▶ [GIVEN REQUEST]
Please output every line of the material as it stands, without the pictures.
--- START EXCERPTED DATA ---
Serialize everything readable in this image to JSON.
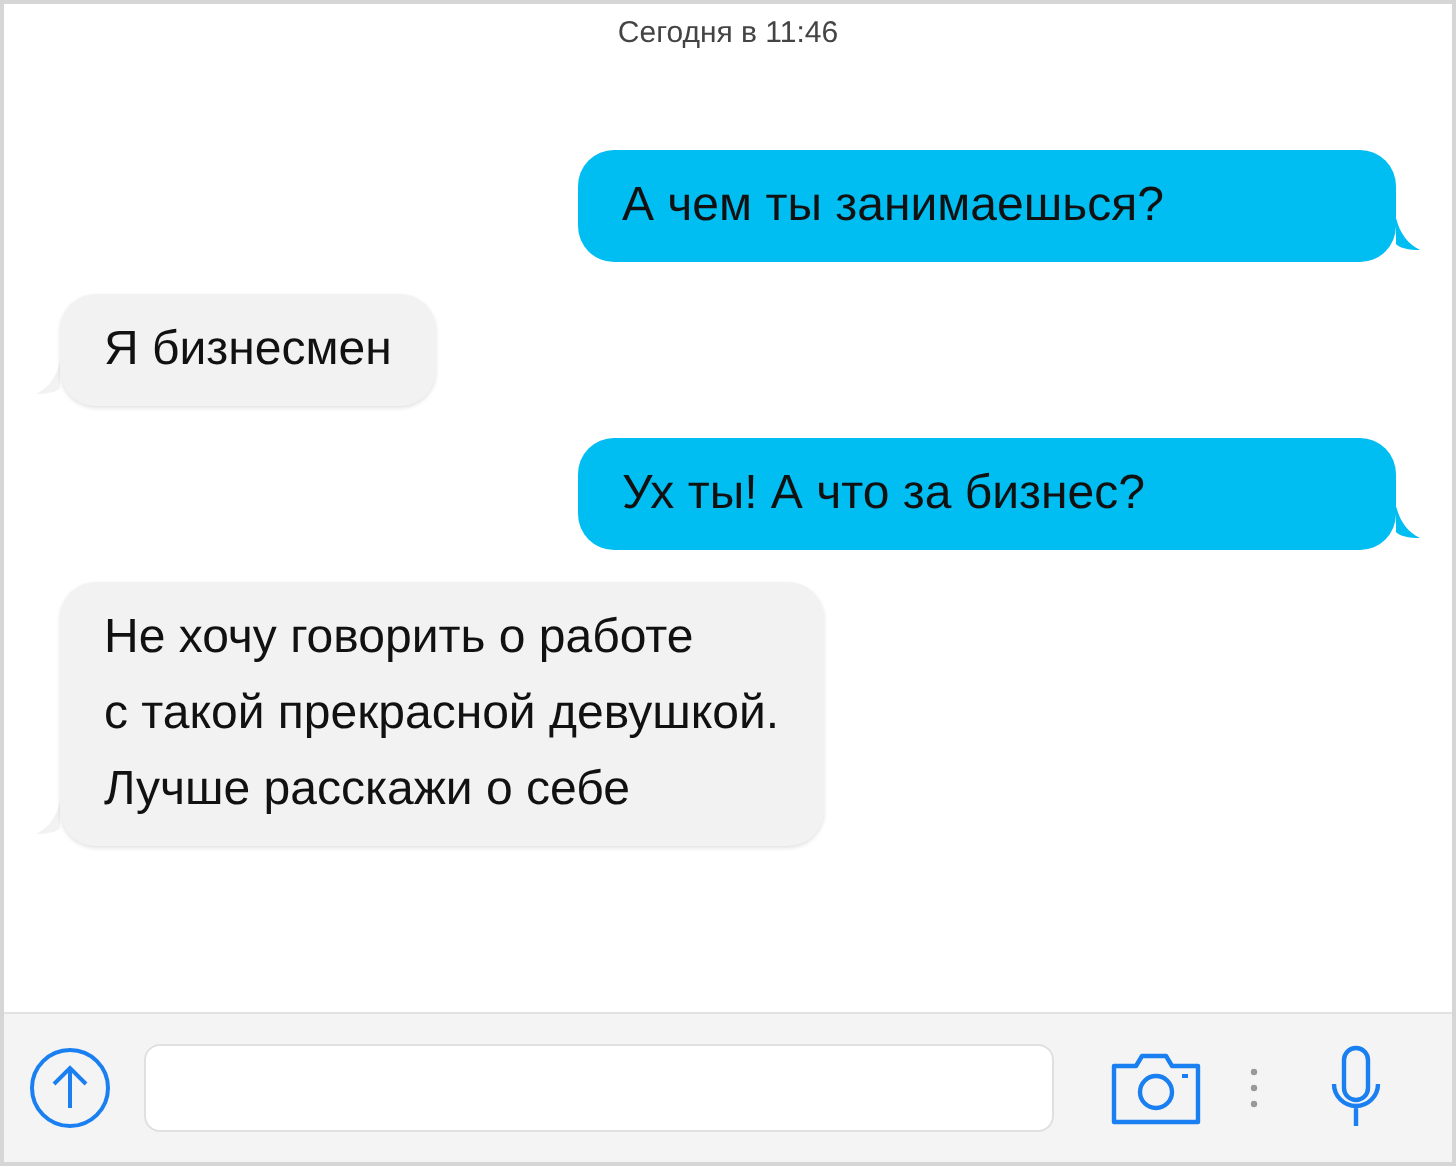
{
  "timestamp": "Сегодня в 11:46",
  "messages": [
    {
      "kind": "sent",
      "text": "А чем ты занимаешься?"
    },
    {
      "kind": "received",
      "text": "Я бизнесмен"
    },
    {
      "kind": "sent",
      "text": "Ух ты! А что за бизнес?"
    },
    {
      "kind": "received",
      "text": "Не хочу говорить о работе\nс такой прекрасной девушкой.\nЛучше расскажи о себе"
    }
  ]
}
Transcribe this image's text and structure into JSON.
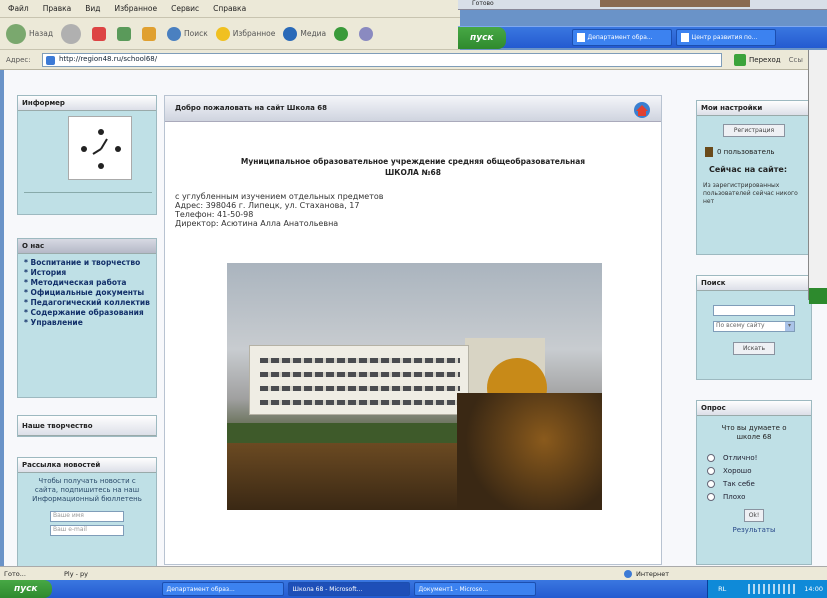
{
  "menu": [
    "Файл",
    "Правка",
    "Вид",
    "Избранное",
    "Сервис",
    "Справка"
  ],
  "toolbar": {
    "back": "Назад",
    "search": "Поиск",
    "favorites": "Избранное",
    "media": "Медиа"
  },
  "address": {
    "label": "Адрес:",
    "url": "http://region48.ru/school68/",
    "go": "Переход",
    "links": "Ссы"
  },
  "popup": {
    "title": "Готово"
  },
  "mini_taskbar": {
    "start": "пуск",
    "tasks": [
      "Департамент обра...",
      "Центр развития по..."
    ]
  },
  "breadcrumb": "",
  "informer": {
    "title": "Информер"
  },
  "about": {
    "title": "О нас",
    "links": [
      "* Воспитание и творчество",
      "* История",
      "* Методическая работа",
      "* Официальные документы",
      "* Педагогический коллектив",
      "* Содержание образования",
      "* Управление"
    ]
  },
  "creativity": {
    "title": "Наше творчество"
  },
  "news": {
    "title": "Рассылка новостей",
    "text": "Чтобы получать новости с сайта, подпишитесь на наш Информационный бюллетень",
    "name_placeholder": "Ваше имя",
    "email_placeholder": "Ваш e-mail"
  },
  "main": {
    "header": "Добро пожаловать на сайт Школа 68",
    "title_line1": "Муниципальное образовательное учреждение средняя общеобразовательная",
    "title_line2": "ШКОЛА №68",
    "line1": "с углубленным изучением отдельных предметов",
    "line2": "Адрес: 398046 г. Липецк, ул. Стаханова, 17",
    "line3": "Телефон: 41-50-98",
    "line4": "Директор: Асютина Алла Анатольевна"
  },
  "settings": {
    "title": "Мои настройки",
    "register": "Регистрация",
    "users": "0 пользователь",
    "online": "Сейчас на сайте:",
    "registered": "Из зарегистрированных пользователей сейчас никого нет"
  },
  "search": {
    "title": "Поиск",
    "scope": "По всему сайту",
    "button": "Искать"
  },
  "poll": {
    "title": "Опрос",
    "question": "Что вы думаете о школе 68",
    "options": [
      "Отлично!",
      "Хорошо",
      "Так себе",
      "Плохо"
    ],
    "vote": "Ok!",
    "results": "Результаты"
  },
  "status": {
    "left": "Гото...",
    "center": "Ply - py",
    "zone": "Интернет"
  },
  "taskbar": {
    "start": "пуск",
    "tasks": [
      "Департамент образ...",
      "Школа 68 - Microsoft...",
      "Документ1 - Microso..."
    ],
    "lang": "RL",
    "time": "14:00"
  }
}
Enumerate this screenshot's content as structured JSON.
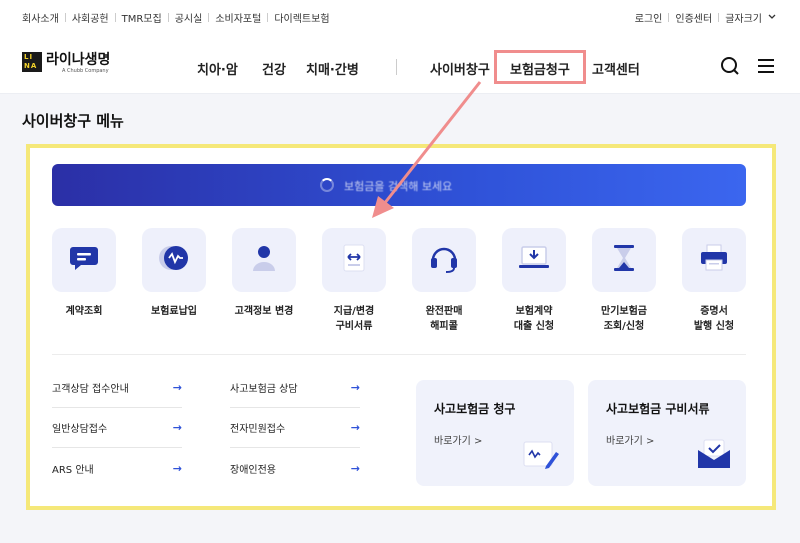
{
  "utility": {
    "left_links": [
      "회사소개",
      "사회공헌",
      "TMR모집",
      "공시실",
      "소비자포털",
      "다이렉트보험"
    ],
    "right_links": [
      "로그인",
      "인증센터",
      "글자크기"
    ]
  },
  "logo": {
    "box_text": "LI NA",
    "name": "라이나생명",
    "sub": "A Chubb Company"
  },
  "gnb": {
    "items": [
      "치아·암",
      "건강",
      "치매·간병",
      "사이버창구",
      "보험금청구",
      "고객센터"
    ]
  },
  "header_icons": [
    "search-icon",
    "menu-icon"
  ],
  "page_title": "사이버창구 메뉴",
  "search": {
    "placeholder": "보험금을 검색해 보세요"
  },
  "menu": [
    {
      "label": "계약조회",
      "icon": "chat-icon"
    },
    {
      "label": "보험료납입",
      "icon": "payment-icon"
    },
    {
      "label": "고객정보 변경",
      "icon": "user-icon"
    },
    {
      "label": "지급/변경\n구비서류",
      "icon": "document-swap-icon"
    },
    {
      "label": "완전판매\n해피콜",
      "icon": "headset-icon"
    },
    {
      "label": "보험계약\n대출 신청",
      "icon": "download-laptop-icon"
    },
    {
      "label": "만기보험금\n조회/신청",
      "icon": "hourglass-icon"
    },
    {
      "label": "증명서\n발행 신청",
      "icon": "printer-icon"
    }
  ],
  "links_left": [
    "고객상담 접수안내",
    "일반상담접수",
    "ARS 안내"
  ],
  "links_right": [
    "사고보험금 상담",
    "전자민원접수",
    "장애인전용"
  ],
  "cards": [
    {
      "title": "사고보험금 청구",
      "go": "바로가기 >"
    },
    {
      "title": "사고보험금 구비서류",
      "go": "바로가기 >"
    }
  ],
  "colors": {
    "accent": "#2f52d8",
    "highlight": "#f08d8d",
    "panel_border": "#f5e879"
  }
}
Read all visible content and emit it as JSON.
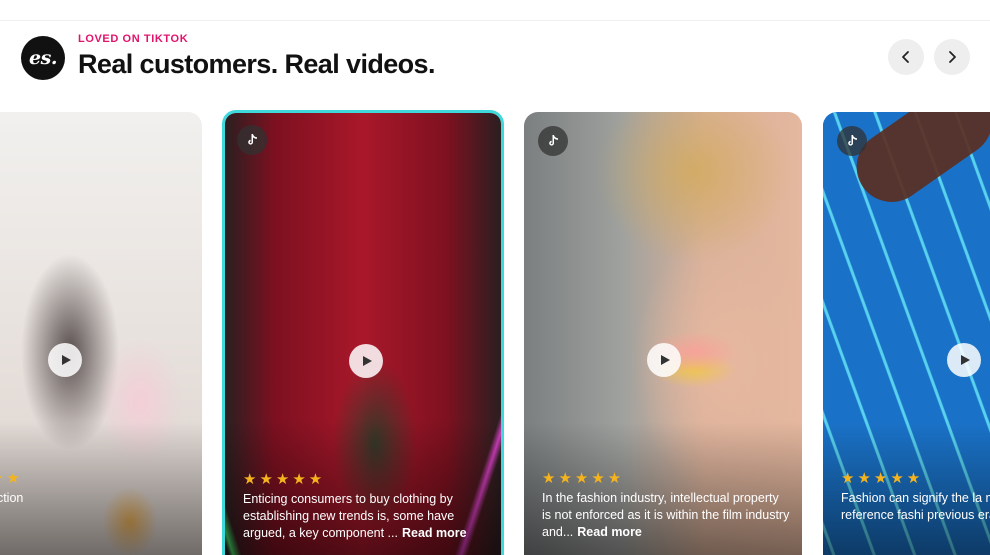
{
  "header": {
    "logo_text": "es.",
    "eyebrow": "LOVED ON TIKTOK",
    "title": "Real customers. Real videos."
  },
  "nav": {
    "prev_icon": "chevron-left-icon",
    "next_icon": "chevron-right-icon"
  },
  "colors": {
    "accent": "#e0136b",
    "active_border": "#3fd9dc",
    "star": "#f5b41e"
  },
  "cards": [
    {
      "stars": "★★",
      "caption": "ection",
      "read_more": ""
    },
    {
      "stars": "★★★★★",
      "caption": "Enticing consumers to buy clothing by establishing new trends is, some have argued, a key component ...",
      "read_more": "Read more"
    },
    {
      "stars": "★★★★★",
      "caption": "In the fashion industry, intellectual property is not enforced as it is within the film industry and...",
      "read_more": "Read more"
    },
    {
      "stars": "★★★★★",
      "caption": "Fashion can signify the la may often reference fashi previous era, leading t...",
      "read_more": ""
    }
  ]
}
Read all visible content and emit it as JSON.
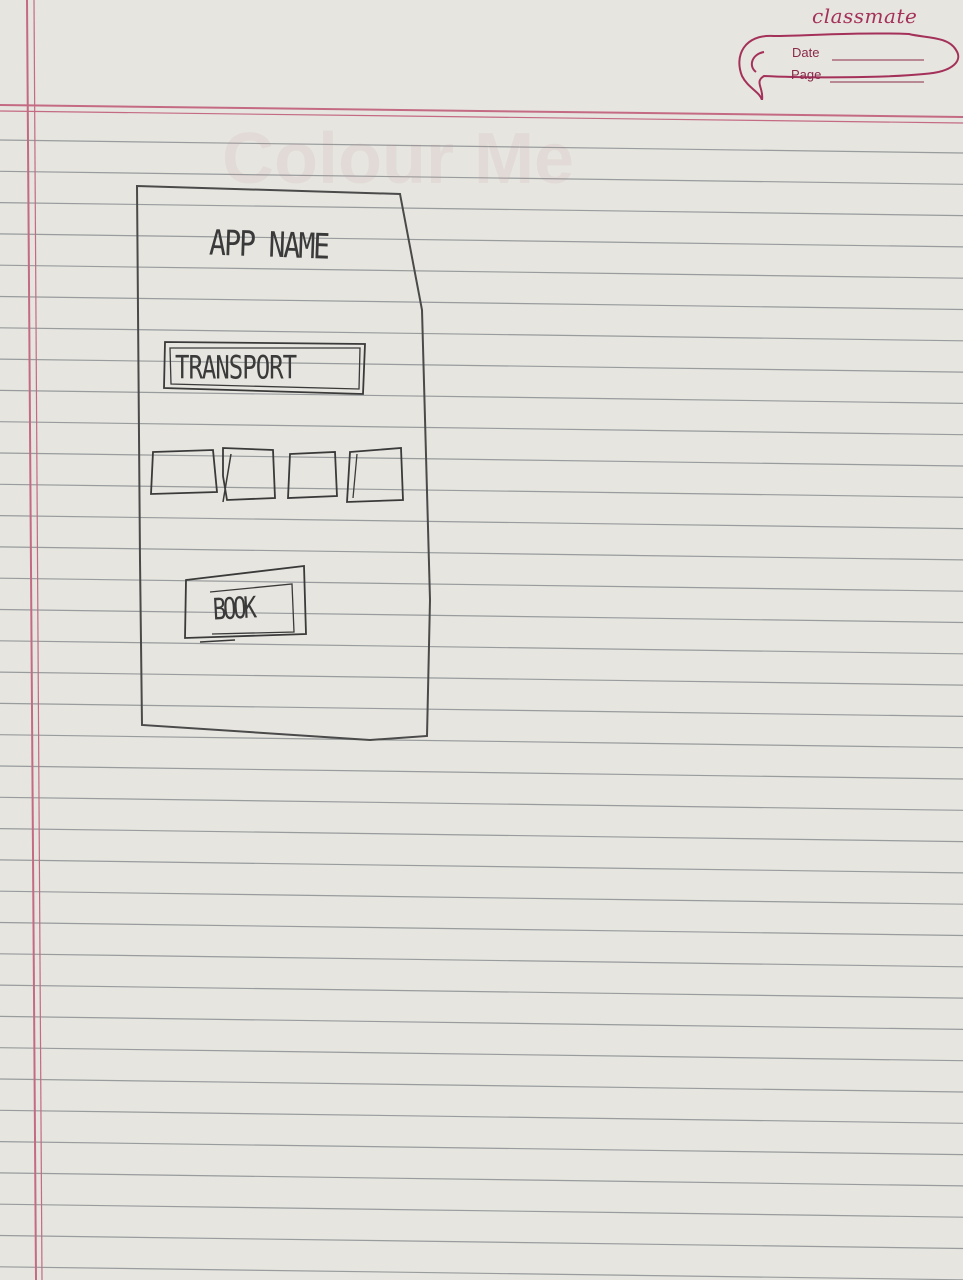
{
  "notebook": {
    "brand": "classmate",
    "date_label": "Date",
    "page_label": "Page",
    "watermark": "Colour Me"
  },
  "wireframe": {
    "app_name": "APP NAME",
    "transport_label": "TRANSPORT",
    "option_boxes": 4,
    "book_label": "BOOK"
  },
  "colors": {
    "paper": "#e6e5df",
    "ruled_line": "#7e8488",
    "margin_line": "#c46a83",
    "brand": "#a4315a",
    "pencil": "#3a3a3a"
  }
}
--- END EXCERPTED DATA ---
▶ [THE ANSWER]
Serialize everything readable in this image to JSON.
{
  "timestamp": "Сегодня в 11:46",
  "messages": [
    {
      "kind": "sent",
      "text": "А чем ты занимаешься?"
    },
    {
      "kind": "received",
      "text": "Я бизнесмен"
    },
    {
      "kind": "sent",
      "text": "Ух ты! А что за бизнес?"
    },
    {
      "kind": "received",
      "text": "Не хочу говорить о работе\nс такой прекрасной девушкой.\nЛучше расскажи о себе"
    }
  ]
}
Transcribe this image's text and structure into JSON.
{
  "menu": [
    "Файл",
    "Правка",
    "Вид",
    "Избранное",
    "Сервис",
    "Справка"
  ],
  "toolbar": {
    "back": "Назад",
    "search": "Поиск",
    "favorites": "Избранное",
    "media": "Медиа"
  },
  "address": {
    "label": "Адрес:",
    "url": "http://region48.ru/school68/",
    "go": "Переход",
    "links": "Ссы"
  },
  "popup": {
    "title": "Готово"
  },
  "mini_taskbar": {
    "start": "пуск",
    "tasks": [
      "Департамент обра...",
      "Центр развития по..."
    ]
  },
  "breadcrumb": "",
  "informer": {
    "title": "Информер"
  },
  "about": {
    "title": "О нас",
    "links": [
      "* Воспитание и творчество",
      "* История",
      "* Методическая работа",
      "* Официальные документы",
      "* Педагогический коллектив",
      "* Содержание образования",
      "* Управление"
    ]
  },
  "creativity": {
    "title": "Наше творчество"
  },
  "news": {
    "title": "Рассылка новостей",
    "text": "Чтобы получать новости с сайта, подпишитесь на наш Информационный бюллетень",
    "name_placeholder": "Ваше имя",
    "email_placeholder": "Ваш e-mail"
  },
  "main": {
    "header": "Добро пожаловать на сайт Школа 68",
    "title_line1": "Муниципальное образовательное учреждение средняя общеобразовательная",
    "title_line2": "ШКОЛА №68",
    "line1": "с углубленным изучением отдельных предметов",
    "line2": "Адрес: 398046 г. Липецк, ул. Стаханова, 17",
    "line3": "Телефон: 41-50-98",
    "line4": "Директор: Асютина Алла Анатольевна"
  },
  "settings": {
    "title": "Мои настройки",
    "register": "Регистрация",
    "users": "0 пользователь",
    "online": "Сейчас на сайте:",
    "registered": "Из зарегистрированных пользователей сейчас никого нет"
  },
  "search": {
    "title": "Поиск",
    "scope": "По всему сайту",
    "button": "Искать"
  },
  "poll": {
    "title": "Опрос",
    "question": "Что вы думаете о школе 68",
    "options": [
      "Отлично!",
      "Хорошо",
      "Так себе",
      "Плохо"
    ],
    "vote": "Ok!",
    "results": "Результаты"
  },
  "status": {
    "left": "Гото...",
    "center": "Ply - py",
    "zone": "Интернет"
  },
  "taskbar": {
    "start": "пуск",
    "tasks": [
      "Департамент образ...",
      "Школа 68 - Microsoft...",
      "Документ1 - Microso..."
    ],
    "lang": "RL",
    "time": "14:00"
  }
}
Enumerate this screenshot's content as structured JSON.
{
  "utility": {
    "left_links": [
      "회사소개",
      "사회공헌",
      "TMR모집",
      "공시실",
      "소비자포털",
      "다이렉트보험"
    ],
    "right_links": [
      "로그인",
      "인증센터",
      "글자크기"
    ]
  },
  "logo": {
    "box_text": "LI NA",
    "name": "라이나생명",
    "sub": "A Chubb Company"
  },
  "gnb": {
    "items": [
      "치아·암",
      "건강",
      "치매·간병",
      "사이버창구",
      "보험금청구",
      "고객센터"
    ]
  },
  "header_icons": [
    "search-icon",
    "menu-icon"
  ],
  "page_title": "사이버창구 메뉴",
  "search": {
    "placeholder": "보험금을 검색해 보세요"
  },
  "menu": [
    {
      "label": "계약조회",
      "icon": "chat-icon"
    },
    {
      "label": "보험료납입",
      "icon": "payment-icon"
    },
    {
      "label": "고객정보 변경",
      "icon": "user-icon"
    },
    {
      "label": "지급/변경\n구비서류",
      "icon": "document-swap-icon"
    },
    {
      "label": "완전판매\n해피콜",
      "icon": "headset-icon"
    },
    {
      "label": "보험계약\n대출 신청",
      "icon": "download-laptop-icon"
    },
    {
      "label": "만기보험금\n조회/신청",
      "icon": "hourglass-icon"
    },
    {
      "label": "증명서\n발행 신청",
      "icon": "printer-icon"
    }
  ],
  "links_left": [
    "고객상담 접수안내",
    "일반상담접수",
    "ARS 안내"
  ],
  "links_right": [
    "사고보험금 상담",
    "전자민원접수",
    "장애인전용"
  ],
  "cards": [
    {
      "title": "사고보험금 청구",
      "go": "바로가기 >"
    },
    {
      "title": "사고보험금 구비서류",
      "go": "바로가기 >"
    }
  ],
  "colors": {
    "accent": "#2f52d8",
    "highlight": "#f08d8d",
    "panel_border": "#f5e879"
  }
}
Read all visible content and emit it as JSON.
{
  "header": {
    "logo_text": "es.",
    "eyebrow": "LOVED ON TIKTOK",
    "title": "Real customers. Real videos."
  },
  "nav": {
    "prev_icon": "chevron-left-icon",
    "next_icon": "chevron-right-icon"
  },
  "colors": {
    "accent": "#e0136b",
    "active_border": "#3fd9dc",
    "star": "#f5b41e"
  },
  "cards": [
    {
      "stars": "★★",
      "caption": "ection",
      "read_more": ""
    },
    {
      "stars": "★★★★★",
      "caption": "Enticing consumers to buy clothing by establishing new trends is, some have argued, a key component ...",
      "read_more": "Read more"
    },
    {
      "stars": "★★★★★",
      "caption": "In the fashion industry, intellectual property is not enforced as it is within the film industry and...",
      "read_more": "Read more"
    },
    {
      "stars": "★★★★★",
      "caption": "Fashion can signify the la may often reference fashi previous era, leading t...",
      "read_more": ""
    }
  ]
}
Read all visible content and emit it as JSON.
{
  "notebook": {
    "brand": "classmate",
    "date_label": "Date",
    "page_label": "Page",
    "watermark": "Colour Me"
  },
  "wireframe": {
    "app_name": "APP NAME",
    "transport_label": "TRANSPORT",
    "option_boxes": 4,
    "book_label": "BOOK"
  },
  "colors": {
    "paper": "#e6e5df",
    "ruled_line": "#7e8488",
    "margin_line": "#c46a83",
    "brand": "#a4315a",
    "pencil": "#3a3a3a"
  }
}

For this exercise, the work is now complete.